──────── Text extract
2016-03-25 Thread Bob Camp
Hi

The sensitivity of BNC connectors goes up quite a bit as they wear out. Both 
sides of 
the connection are subject to wear. Replacing both sides is often the only 
solution when
they get noisy. That said, “screw down” connectors are a better way to go. 

The “capacitive loading” termination of the mixer is something that a number of 
us 
tried to reproduce when the paper came out. Even after fairly extensive 
conversations 
with the authors, the effect seems be quite difficult to reproduce. It 
certainly is not a 
“general solution” to the problem. 

Bob


> On Mar 25, 2016, at 5:55 PM, Bruce Griffiths  
> wrote:
> 
> As long as BNC connectors are avoided as their phase shift isnt that stable.. 
> A small mechanical disturbance will change it significantly. Actually low 
> noise PN measurement systems can be very sensitive to cable movement. Bolting 
> modules to a metal baseplate helps a lot as does using intermodule 
> connections comprising SMA(m)-SMA(m) barrels rather than cables.
> There's also the question of mixer port termination.The nist paper by Walls 
> and Stein indicates that capacitive termination of the IF port may be 
> effective in reducing noise whilst maintaining a flat response fro dc to 
> around 50KHz.Small value resistors in series with the RF and LO ports are 
> then useful in reducing the VSWR.
────────────────
§ **What is asked**: Write what comes next in the email thread about BNC connector wear and mixer port termination, picking up after its final sentence.
──────── Data provided
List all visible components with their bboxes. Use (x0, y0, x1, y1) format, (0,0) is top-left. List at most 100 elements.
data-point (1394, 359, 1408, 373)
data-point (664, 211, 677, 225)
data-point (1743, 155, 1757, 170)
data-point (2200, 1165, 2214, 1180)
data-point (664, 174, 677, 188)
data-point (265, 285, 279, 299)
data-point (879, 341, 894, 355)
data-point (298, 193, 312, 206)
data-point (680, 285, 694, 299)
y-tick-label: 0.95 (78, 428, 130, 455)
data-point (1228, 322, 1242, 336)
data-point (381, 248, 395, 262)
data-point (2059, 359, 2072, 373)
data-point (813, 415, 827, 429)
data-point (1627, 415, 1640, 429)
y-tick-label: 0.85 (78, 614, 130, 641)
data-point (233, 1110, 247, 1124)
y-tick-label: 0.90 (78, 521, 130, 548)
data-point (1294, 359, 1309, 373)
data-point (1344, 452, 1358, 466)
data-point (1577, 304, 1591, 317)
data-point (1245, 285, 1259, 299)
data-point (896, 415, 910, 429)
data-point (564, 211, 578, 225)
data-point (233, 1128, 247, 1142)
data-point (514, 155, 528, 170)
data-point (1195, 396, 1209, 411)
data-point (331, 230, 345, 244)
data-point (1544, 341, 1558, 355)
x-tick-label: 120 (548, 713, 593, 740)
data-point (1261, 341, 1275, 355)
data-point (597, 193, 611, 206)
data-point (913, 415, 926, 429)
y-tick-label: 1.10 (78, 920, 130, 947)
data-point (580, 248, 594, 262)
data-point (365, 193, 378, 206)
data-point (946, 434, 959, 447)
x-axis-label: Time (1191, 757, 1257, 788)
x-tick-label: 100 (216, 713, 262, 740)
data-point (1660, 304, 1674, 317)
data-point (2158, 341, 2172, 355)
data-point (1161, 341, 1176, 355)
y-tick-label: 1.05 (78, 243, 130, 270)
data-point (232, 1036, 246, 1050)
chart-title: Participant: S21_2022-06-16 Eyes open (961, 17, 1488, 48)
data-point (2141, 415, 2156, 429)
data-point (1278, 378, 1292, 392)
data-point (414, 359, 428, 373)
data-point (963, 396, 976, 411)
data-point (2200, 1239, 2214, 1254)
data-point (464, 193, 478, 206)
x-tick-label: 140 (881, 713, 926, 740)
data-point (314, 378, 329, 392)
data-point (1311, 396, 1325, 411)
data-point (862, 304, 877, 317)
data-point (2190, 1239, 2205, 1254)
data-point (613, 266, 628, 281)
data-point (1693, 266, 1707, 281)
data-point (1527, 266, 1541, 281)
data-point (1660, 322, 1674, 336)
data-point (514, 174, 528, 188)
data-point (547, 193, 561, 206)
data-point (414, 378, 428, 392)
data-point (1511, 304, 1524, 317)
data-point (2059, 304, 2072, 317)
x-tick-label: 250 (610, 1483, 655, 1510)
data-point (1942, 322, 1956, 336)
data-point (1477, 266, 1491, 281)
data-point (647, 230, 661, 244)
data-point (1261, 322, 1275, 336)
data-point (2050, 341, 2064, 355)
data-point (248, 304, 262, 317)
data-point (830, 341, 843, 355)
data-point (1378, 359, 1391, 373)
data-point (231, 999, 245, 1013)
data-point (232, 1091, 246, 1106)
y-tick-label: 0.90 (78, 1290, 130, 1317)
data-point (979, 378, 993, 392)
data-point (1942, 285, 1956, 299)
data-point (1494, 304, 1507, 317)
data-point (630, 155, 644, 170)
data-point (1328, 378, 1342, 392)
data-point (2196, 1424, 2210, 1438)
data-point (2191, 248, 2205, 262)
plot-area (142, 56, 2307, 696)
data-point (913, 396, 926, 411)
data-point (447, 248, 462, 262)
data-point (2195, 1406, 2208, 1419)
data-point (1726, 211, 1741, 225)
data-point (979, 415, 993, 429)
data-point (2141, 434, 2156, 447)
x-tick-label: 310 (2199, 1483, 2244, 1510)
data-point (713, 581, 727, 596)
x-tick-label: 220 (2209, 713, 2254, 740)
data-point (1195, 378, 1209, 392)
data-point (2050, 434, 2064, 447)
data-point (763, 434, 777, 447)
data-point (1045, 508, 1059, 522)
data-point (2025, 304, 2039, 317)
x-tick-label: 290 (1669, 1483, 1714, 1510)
────────────────
§ **Response to this exercise**:
> Bruce
> 
> 
>On Saturday, 26 March 2016 10:10 AM, Bob Camp  wrote:
> 
> 
> 
> Hi
> 
>> On Mar 25, 2016, at 1:55 PM, jimlux  wrote:
>> 
>> On 3/25/16 5:07 AM, Bob Camp wrote:
>>> Hi
>>> 
>>> The reverse isolation issue is indeed one of the weaknesses of this setup. 
>>> For testing
>>> OCXO’s isolation is not a big deal. A normal OCOX has very good output 
>>> buffering
>>> to give it the stability you are after. If you are running (maybe) a VCO 
>>> with no buffering, that
>>> assumption falls apart. The VCO will  / can injection lock through the 
>>> mixer. In that
>>> case you *do* need an amp to provide enough isolation to prevent the 
>>> injection lock.
>>> 
>> 
>> 
>> But if someone were building a little module for a cheap and cheerful noise 
>> analyzer, then the buffer amp would be a separate module.
> 
> That’s how I have always done it in the past. The need for the bufferer is 
> rare enough that including it in the 
> basic analyzer module is not cost effective. The HP 3048 has the same basic 
> issue (isolation) and they made
> the same decision there.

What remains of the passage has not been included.